WRITTEN PROBLEM:
In the entries below, find the lines with the word "tänds" and copy them.

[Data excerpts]
################

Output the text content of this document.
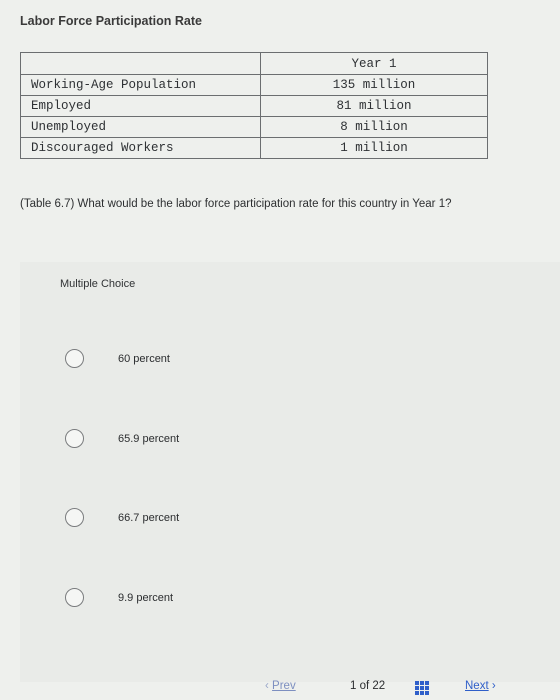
Labor Force Participation Rate
	Year 1
Working-Age Population	135 million
Employed	81 million
Unemployed	8 million
Discouraged Workers	1 million
(Table 6.7) What would be the labor force participation rate for this country in Year 1?
Multiple Choice
60 percent
65.9 percent
66.7 percent
9.9 percent
‹ Prev	1 of 22	Next ›
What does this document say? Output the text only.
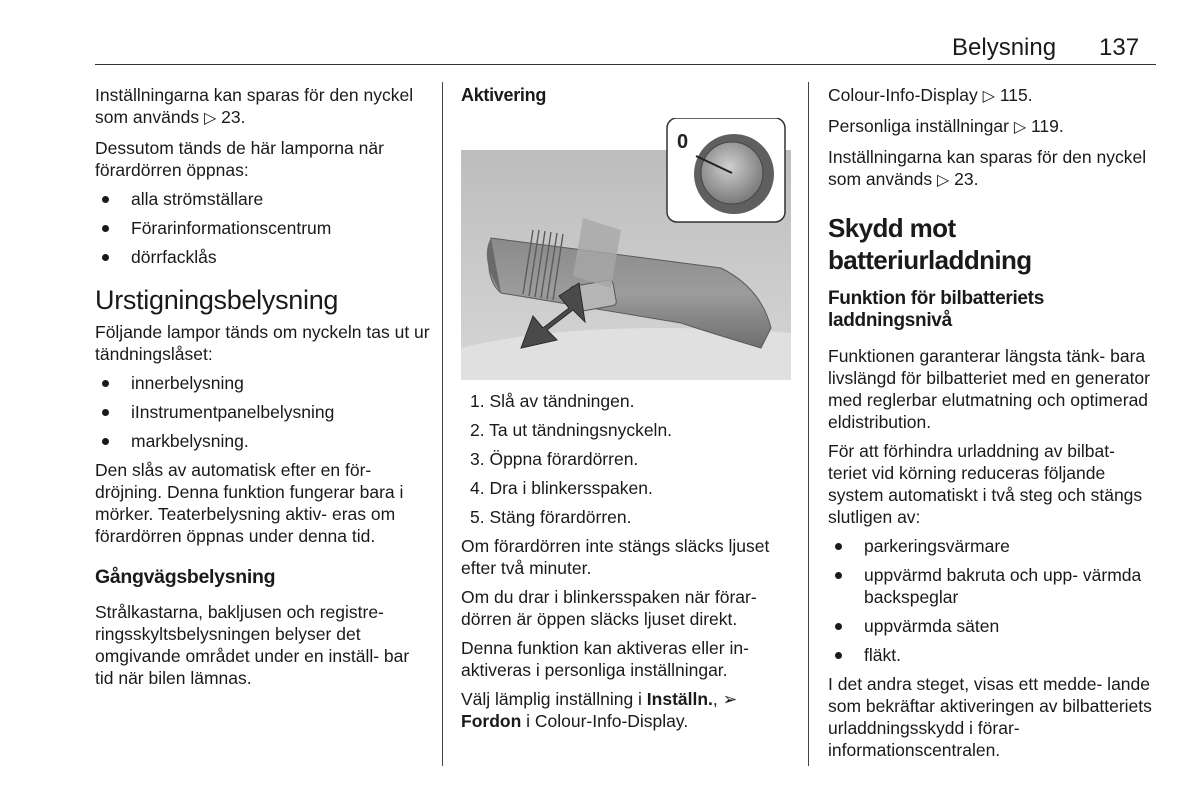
Belysning 137

Inställningarna kan sparas för den nyckel som används ▷ 23.

Dessutom tänds de här lamporna när förardörren öppnas:

alla strömställare
Förarinformationscentrum
dörrfacklås
Urstigningsbelysning

Följande lampor tänds om nyckeln tas ut ur tändningslåset:

innerbelysning
iInstrumentpanelbelysning
markbelysning.

Den slås av automatisk efter en för- dröjning. Denna funktion fungerar bara i mörker. Teaterbelysning aktiv- eras om förardörren öppnas under denna tid.

Gångvägsbelysning

Strålkastarna, bakljusen och registre- ringsskyltsbelysningen belyser det omgivande området under en inställ- bar tid när bilen lämnas.

Aktivering
0
1. Slå av tändningen.
2. Ta ut tändningsnyckeln.
3. Öppna förardörren.
4. Dra i blinkersspaken.
5. Stäng förardörren.

Om förardörren inte stängs släcks ljuset efter två minuter.

Om du drar i blinkersspaken när förar- dörren är öppen släcks ljuset direkt.

Denna funktion kan aktiveras eller in- aktiveras i personliga inställningar.

Välj lämplig inställning i Inställn., ➢ Fordon i Colour-Info-Display.

Colour-Info-Display ▷ 115.

Personliga inställningar ▷ 119.

Inställningarna kan sparas för den nyckel som används ▷ 23.

Skydd mot batteriurladdning
Funktion för bilbatteriets laddningsnivå

Funktionen garanterar längsta tänk- bara livslängd för bilbatteriet med en generator med reglerbar elutmatning och optimerad eldistribution.

För att förhindra urladdning av bilbat- teriet vid körning reduceras följande system automatiskt i två steg och stängs slutligen av:

parkeringsvärmare
uppvärmd bakruta och upp- värmda backspeglar
uppvärmda säten
fläkt.

I det andra steget, visas ett medde- lande som bekräftar aktiveringen av bilbatteriets urladdningsskydd i förar- informationscentralen.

################

SOLUTION:
Dessutom tänds de här lamporna när förardörren öppnas:
Följande lampor tänds om nyckeln tas ut ur tändningslåset:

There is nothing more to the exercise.